DATA EXCERPTS Start Marker

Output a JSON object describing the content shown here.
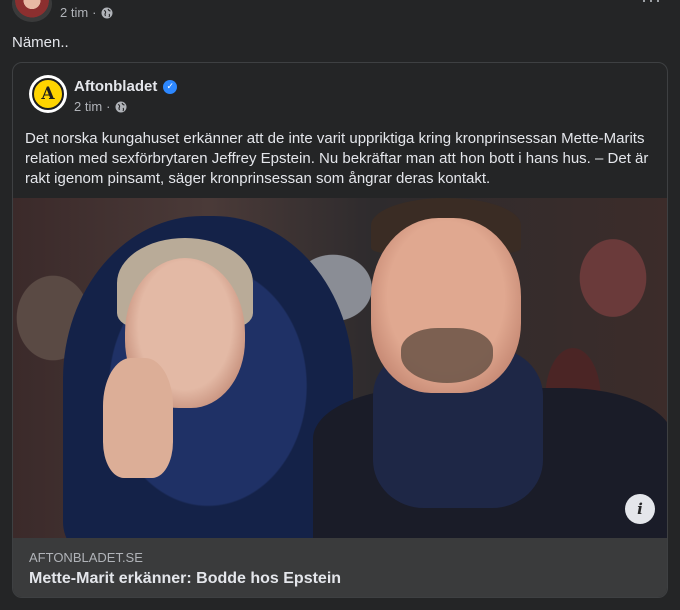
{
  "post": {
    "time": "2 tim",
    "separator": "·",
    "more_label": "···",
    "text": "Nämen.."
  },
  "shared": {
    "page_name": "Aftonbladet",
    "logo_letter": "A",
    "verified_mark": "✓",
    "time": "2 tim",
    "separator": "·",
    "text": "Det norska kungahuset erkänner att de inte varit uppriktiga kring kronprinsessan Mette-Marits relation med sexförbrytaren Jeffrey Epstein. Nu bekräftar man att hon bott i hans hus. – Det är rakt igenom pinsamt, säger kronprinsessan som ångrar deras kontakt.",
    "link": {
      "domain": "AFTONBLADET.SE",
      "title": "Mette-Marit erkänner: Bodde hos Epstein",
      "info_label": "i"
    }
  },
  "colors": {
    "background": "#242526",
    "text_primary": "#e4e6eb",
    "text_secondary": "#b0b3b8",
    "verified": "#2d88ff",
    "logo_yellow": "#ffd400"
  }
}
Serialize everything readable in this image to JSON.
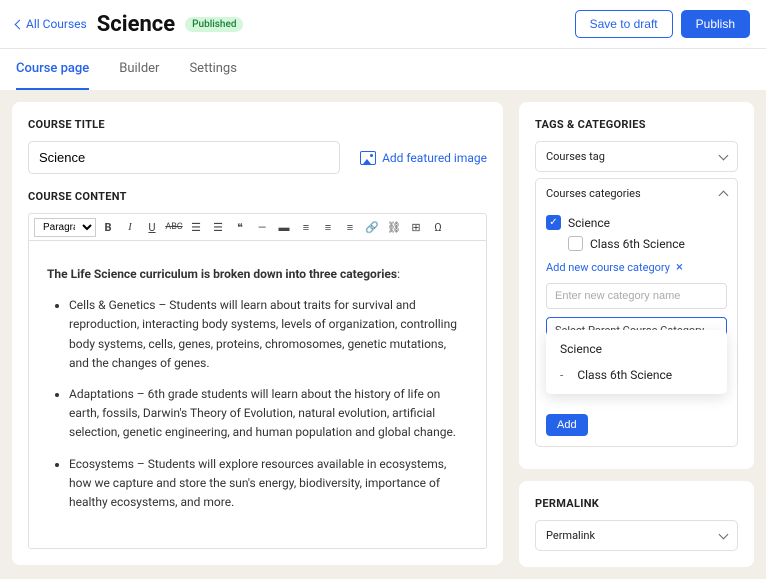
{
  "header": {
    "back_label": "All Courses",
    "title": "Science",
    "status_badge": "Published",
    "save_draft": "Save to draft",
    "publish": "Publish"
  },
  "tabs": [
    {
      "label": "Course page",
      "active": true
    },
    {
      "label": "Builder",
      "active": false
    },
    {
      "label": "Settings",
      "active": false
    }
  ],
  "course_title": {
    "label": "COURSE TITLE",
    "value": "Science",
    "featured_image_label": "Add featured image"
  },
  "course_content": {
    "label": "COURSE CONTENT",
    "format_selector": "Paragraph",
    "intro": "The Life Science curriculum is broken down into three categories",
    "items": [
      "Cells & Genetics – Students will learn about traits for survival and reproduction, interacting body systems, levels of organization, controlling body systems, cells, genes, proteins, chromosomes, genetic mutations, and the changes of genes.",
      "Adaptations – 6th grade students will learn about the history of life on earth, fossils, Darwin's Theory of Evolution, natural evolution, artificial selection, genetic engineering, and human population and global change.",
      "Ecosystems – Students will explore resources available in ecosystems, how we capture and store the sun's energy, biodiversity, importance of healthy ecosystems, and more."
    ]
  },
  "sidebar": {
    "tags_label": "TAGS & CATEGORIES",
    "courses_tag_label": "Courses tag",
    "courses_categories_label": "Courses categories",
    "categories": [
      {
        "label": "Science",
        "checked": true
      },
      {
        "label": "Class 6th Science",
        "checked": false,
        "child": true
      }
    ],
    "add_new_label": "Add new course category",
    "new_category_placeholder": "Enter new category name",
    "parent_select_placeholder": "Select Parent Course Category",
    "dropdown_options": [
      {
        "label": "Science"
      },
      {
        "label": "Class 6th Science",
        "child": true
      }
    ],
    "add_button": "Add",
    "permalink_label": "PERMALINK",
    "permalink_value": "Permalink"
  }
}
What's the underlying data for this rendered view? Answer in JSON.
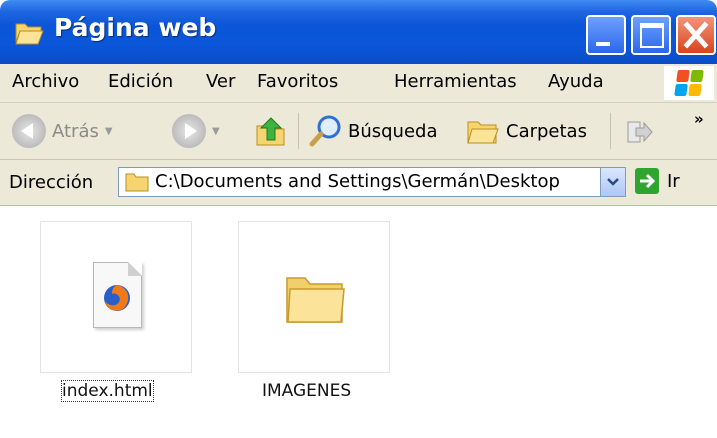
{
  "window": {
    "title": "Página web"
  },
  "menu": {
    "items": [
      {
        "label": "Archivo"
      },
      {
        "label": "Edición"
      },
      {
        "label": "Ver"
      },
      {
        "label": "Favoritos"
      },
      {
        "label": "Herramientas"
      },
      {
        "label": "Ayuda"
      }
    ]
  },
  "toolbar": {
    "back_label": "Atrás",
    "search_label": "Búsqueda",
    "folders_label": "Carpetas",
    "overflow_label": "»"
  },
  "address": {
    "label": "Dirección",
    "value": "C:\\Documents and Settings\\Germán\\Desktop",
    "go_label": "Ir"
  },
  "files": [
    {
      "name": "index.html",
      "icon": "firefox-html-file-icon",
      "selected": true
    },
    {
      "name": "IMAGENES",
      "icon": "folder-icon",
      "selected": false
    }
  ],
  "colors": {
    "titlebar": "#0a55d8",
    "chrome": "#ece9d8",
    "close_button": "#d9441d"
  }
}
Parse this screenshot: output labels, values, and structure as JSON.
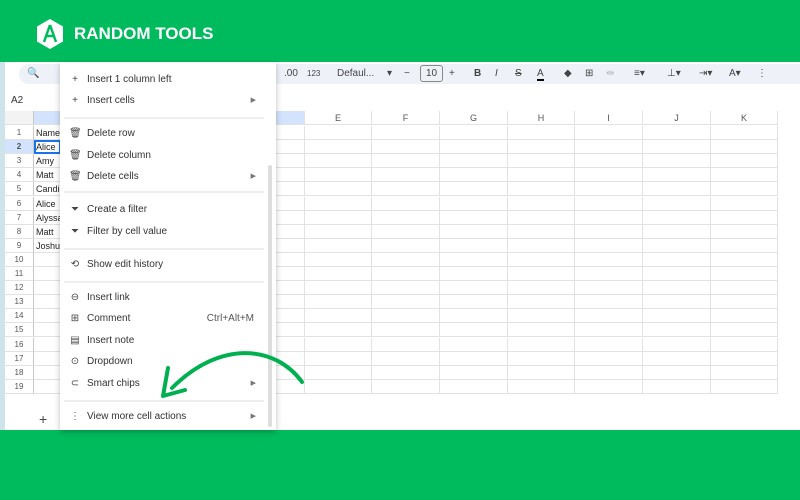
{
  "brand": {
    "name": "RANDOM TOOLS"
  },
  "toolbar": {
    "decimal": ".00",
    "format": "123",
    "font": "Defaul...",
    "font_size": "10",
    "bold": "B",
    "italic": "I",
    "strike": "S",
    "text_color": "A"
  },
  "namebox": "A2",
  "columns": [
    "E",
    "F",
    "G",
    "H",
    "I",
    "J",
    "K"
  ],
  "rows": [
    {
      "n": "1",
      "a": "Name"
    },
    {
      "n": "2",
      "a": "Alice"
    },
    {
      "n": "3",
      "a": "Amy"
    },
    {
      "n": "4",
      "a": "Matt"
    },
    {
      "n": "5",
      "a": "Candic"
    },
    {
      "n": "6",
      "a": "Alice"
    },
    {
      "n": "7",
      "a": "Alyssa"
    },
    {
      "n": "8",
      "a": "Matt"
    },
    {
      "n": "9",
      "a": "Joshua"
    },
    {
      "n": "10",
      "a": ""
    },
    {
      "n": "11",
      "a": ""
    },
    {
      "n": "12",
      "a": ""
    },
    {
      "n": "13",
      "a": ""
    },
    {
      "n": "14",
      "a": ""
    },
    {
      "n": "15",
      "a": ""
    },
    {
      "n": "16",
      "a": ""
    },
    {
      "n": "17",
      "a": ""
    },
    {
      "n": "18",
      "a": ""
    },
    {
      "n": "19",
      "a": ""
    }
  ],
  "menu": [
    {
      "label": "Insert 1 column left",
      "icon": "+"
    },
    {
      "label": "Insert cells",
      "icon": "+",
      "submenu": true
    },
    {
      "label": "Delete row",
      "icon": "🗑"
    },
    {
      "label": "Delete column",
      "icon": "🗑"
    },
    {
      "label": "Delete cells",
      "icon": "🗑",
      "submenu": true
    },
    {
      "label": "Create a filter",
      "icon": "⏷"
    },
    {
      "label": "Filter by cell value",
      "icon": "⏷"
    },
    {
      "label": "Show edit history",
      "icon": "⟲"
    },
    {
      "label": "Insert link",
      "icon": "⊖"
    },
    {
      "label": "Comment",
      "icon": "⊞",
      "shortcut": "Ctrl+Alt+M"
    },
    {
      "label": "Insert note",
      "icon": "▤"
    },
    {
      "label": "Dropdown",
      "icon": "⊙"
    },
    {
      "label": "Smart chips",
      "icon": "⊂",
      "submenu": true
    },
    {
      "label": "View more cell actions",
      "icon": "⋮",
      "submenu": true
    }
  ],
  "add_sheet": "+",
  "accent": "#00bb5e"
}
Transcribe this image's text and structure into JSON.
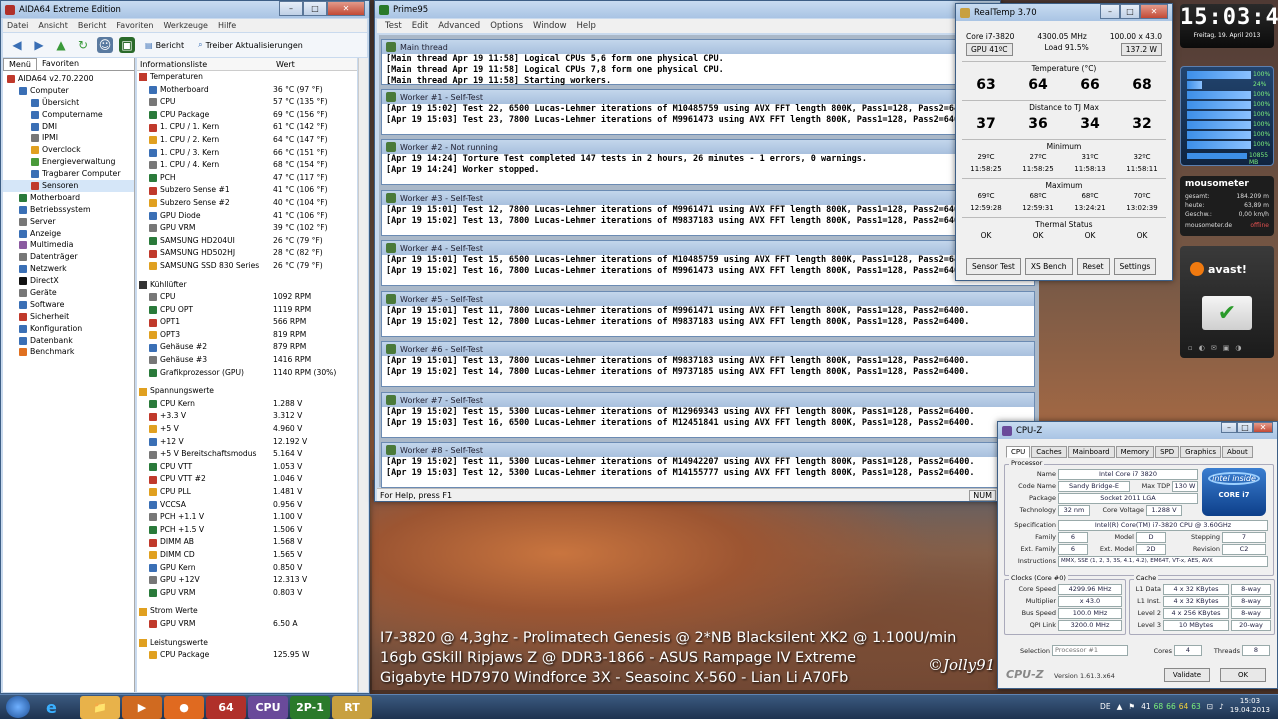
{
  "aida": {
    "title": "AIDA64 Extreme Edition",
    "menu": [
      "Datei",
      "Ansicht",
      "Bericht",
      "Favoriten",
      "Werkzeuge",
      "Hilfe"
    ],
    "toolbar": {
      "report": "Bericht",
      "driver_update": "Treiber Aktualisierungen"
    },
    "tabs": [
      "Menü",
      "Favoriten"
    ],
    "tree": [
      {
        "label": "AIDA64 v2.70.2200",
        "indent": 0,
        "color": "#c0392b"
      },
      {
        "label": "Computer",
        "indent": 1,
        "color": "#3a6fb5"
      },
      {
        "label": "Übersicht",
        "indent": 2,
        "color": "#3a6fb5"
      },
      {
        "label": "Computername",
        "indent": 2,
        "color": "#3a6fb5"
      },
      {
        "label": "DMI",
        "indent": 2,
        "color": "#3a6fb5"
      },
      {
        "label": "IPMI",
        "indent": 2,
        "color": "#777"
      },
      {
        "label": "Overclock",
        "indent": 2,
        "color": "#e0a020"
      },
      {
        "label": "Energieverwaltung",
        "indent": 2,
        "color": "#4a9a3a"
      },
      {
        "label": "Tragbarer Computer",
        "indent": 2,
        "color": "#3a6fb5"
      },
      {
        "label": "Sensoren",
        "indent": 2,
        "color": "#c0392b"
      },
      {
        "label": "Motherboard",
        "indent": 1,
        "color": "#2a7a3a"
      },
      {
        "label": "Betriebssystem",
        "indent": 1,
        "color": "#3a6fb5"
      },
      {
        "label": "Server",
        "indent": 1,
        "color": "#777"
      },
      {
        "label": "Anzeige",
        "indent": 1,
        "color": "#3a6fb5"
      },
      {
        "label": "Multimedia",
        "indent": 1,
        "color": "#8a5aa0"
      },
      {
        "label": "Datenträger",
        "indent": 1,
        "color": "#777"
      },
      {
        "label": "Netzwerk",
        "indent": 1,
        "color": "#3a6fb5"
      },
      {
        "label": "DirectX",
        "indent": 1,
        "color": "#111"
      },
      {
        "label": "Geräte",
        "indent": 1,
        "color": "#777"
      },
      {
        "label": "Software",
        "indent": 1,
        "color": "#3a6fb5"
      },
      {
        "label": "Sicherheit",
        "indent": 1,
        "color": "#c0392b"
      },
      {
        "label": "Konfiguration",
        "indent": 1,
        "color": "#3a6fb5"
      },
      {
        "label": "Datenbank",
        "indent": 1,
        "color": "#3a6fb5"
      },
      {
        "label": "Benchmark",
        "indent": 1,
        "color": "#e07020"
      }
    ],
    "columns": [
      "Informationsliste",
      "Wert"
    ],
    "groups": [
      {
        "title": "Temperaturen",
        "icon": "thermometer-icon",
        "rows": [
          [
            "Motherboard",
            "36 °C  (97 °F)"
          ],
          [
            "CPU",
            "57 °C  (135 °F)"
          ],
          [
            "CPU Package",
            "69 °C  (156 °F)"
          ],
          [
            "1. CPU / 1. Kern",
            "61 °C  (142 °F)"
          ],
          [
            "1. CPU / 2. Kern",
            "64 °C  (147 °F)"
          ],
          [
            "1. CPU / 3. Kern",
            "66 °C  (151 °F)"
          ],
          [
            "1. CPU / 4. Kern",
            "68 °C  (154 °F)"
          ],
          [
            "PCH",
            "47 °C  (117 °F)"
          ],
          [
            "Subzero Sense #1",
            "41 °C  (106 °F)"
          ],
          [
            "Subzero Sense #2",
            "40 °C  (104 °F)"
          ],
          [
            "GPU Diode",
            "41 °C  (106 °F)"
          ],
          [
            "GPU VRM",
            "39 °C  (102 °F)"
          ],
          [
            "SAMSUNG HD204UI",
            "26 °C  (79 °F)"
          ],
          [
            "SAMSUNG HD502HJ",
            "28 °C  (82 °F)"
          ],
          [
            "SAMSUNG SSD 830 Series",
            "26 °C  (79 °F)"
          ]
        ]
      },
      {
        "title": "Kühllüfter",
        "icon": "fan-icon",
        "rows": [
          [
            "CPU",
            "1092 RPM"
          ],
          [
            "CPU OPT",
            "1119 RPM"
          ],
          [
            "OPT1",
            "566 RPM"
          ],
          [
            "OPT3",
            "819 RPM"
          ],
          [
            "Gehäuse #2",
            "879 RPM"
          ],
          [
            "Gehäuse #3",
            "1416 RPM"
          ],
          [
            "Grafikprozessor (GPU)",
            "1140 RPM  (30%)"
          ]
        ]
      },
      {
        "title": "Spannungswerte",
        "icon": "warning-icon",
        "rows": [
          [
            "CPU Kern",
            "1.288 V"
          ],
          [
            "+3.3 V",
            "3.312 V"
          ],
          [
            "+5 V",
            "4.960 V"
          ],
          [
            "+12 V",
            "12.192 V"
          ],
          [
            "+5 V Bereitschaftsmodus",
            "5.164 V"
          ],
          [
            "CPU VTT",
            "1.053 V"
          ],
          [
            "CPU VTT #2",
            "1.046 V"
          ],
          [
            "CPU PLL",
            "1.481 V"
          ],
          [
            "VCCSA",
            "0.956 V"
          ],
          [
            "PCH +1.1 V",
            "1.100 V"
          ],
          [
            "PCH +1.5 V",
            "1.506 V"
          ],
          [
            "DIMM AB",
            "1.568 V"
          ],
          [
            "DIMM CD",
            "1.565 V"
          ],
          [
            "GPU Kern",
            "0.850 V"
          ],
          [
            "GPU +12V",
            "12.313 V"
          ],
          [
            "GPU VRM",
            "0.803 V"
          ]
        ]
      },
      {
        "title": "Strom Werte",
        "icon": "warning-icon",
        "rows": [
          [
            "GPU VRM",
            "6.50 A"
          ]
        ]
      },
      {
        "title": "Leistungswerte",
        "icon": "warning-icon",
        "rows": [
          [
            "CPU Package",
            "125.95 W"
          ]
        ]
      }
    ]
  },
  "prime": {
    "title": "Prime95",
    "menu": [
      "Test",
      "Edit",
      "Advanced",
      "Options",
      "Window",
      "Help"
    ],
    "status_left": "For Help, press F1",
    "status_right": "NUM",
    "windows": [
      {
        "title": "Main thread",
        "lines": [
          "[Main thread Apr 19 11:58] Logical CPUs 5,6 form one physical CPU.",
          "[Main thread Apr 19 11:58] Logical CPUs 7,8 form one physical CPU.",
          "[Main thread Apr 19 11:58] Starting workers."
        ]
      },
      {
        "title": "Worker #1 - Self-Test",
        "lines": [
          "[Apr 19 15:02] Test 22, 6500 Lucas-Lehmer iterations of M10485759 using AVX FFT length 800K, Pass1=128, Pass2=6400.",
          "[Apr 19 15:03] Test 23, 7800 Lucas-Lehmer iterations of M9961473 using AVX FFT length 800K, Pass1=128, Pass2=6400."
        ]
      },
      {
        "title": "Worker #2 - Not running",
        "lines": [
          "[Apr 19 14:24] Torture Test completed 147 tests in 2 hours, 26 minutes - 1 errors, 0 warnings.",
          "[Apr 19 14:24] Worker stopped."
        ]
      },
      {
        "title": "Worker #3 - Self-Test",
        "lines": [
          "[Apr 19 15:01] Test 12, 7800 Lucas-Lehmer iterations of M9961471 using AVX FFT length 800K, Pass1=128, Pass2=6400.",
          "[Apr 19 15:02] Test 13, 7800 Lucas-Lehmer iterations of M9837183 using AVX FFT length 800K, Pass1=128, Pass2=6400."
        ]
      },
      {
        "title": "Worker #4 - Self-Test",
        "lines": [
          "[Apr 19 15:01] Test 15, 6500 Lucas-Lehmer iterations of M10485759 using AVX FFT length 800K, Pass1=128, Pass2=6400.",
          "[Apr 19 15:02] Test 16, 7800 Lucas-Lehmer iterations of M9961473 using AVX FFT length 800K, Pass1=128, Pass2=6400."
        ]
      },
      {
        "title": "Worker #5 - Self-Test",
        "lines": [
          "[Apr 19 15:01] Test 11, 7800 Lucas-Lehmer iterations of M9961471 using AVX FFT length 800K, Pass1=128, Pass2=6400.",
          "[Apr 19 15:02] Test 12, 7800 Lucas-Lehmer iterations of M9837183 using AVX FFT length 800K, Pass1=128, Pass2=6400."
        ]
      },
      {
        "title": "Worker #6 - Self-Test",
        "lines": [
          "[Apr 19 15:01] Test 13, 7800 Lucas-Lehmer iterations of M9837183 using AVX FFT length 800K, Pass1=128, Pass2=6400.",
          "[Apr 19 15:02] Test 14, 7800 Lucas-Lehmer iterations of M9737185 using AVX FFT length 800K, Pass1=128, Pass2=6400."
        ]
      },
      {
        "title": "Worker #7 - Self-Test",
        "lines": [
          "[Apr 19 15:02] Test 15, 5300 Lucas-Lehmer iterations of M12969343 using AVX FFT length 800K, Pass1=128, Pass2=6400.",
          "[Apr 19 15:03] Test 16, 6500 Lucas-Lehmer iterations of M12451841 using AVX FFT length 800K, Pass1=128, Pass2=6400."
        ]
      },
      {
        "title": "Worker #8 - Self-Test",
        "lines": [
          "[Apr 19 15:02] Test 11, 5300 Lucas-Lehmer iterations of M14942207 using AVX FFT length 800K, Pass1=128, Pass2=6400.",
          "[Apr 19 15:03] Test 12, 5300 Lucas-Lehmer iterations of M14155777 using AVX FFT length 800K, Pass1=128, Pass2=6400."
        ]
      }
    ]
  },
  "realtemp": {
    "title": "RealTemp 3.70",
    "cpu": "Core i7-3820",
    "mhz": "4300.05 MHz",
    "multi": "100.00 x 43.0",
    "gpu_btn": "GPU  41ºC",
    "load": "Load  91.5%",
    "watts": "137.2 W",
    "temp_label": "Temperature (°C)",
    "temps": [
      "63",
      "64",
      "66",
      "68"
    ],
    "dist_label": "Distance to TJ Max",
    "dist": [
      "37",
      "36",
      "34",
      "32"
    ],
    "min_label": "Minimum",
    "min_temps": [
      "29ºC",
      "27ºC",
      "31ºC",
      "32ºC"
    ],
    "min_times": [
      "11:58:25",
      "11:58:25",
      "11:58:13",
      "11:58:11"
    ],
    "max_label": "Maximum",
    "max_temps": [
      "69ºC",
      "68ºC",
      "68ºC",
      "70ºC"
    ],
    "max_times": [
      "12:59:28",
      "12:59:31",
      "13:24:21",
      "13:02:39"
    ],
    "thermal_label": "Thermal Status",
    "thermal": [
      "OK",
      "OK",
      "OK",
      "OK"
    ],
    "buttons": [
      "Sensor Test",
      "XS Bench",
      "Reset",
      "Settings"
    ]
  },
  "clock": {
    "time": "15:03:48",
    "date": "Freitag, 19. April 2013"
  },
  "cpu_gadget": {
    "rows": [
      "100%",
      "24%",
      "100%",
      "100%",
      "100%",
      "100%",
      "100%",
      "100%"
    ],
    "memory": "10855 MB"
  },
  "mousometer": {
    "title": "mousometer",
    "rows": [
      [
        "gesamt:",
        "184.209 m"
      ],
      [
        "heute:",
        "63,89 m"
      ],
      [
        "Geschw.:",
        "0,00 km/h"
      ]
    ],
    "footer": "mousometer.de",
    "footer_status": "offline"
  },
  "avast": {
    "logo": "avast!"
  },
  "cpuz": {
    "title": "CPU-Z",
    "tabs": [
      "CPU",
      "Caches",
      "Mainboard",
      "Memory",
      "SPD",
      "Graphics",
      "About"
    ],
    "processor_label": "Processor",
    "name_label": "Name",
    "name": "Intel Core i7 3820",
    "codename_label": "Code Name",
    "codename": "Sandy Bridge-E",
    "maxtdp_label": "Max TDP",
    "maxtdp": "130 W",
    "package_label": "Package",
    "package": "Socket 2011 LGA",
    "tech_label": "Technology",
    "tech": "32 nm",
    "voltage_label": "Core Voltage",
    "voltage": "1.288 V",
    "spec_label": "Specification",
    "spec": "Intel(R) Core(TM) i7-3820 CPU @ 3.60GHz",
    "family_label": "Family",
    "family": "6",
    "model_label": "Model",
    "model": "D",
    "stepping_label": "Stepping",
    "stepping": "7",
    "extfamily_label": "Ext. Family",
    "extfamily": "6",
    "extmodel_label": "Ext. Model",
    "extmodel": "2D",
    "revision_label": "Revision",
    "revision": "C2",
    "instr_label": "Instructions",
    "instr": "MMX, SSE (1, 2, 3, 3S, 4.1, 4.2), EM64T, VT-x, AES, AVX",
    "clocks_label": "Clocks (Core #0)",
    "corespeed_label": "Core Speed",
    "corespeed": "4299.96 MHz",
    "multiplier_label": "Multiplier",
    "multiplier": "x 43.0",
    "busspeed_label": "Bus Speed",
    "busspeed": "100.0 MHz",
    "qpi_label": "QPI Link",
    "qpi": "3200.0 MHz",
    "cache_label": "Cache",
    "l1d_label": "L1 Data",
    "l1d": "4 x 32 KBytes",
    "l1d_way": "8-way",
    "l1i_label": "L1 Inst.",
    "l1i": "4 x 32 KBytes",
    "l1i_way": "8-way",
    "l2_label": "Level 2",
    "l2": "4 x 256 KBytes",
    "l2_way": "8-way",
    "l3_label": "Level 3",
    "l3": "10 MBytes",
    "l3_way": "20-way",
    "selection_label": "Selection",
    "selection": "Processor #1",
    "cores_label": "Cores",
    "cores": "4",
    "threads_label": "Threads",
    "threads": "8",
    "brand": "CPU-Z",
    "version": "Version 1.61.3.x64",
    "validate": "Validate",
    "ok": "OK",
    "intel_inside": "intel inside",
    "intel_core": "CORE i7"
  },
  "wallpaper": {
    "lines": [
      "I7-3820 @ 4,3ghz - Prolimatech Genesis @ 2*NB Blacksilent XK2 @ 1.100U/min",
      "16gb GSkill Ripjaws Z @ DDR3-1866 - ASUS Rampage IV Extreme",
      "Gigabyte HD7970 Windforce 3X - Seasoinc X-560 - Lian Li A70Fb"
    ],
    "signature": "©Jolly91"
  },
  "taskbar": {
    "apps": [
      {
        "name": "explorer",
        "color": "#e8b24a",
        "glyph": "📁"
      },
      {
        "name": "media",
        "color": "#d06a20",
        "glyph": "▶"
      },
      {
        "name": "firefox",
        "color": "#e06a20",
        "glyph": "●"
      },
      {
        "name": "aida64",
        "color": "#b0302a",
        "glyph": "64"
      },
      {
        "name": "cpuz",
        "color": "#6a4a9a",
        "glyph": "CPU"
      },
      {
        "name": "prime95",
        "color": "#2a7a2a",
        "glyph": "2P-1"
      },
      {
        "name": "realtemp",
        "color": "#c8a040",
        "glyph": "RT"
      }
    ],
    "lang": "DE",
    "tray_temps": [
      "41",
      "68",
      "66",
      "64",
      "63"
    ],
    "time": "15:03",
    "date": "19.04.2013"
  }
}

DATA EXCERPTS End Marker

» PROBLEM TO SOLVE
Find the lines in the records that include the string "this", and reply with how many there are, nothing more.

» OUTPUT
4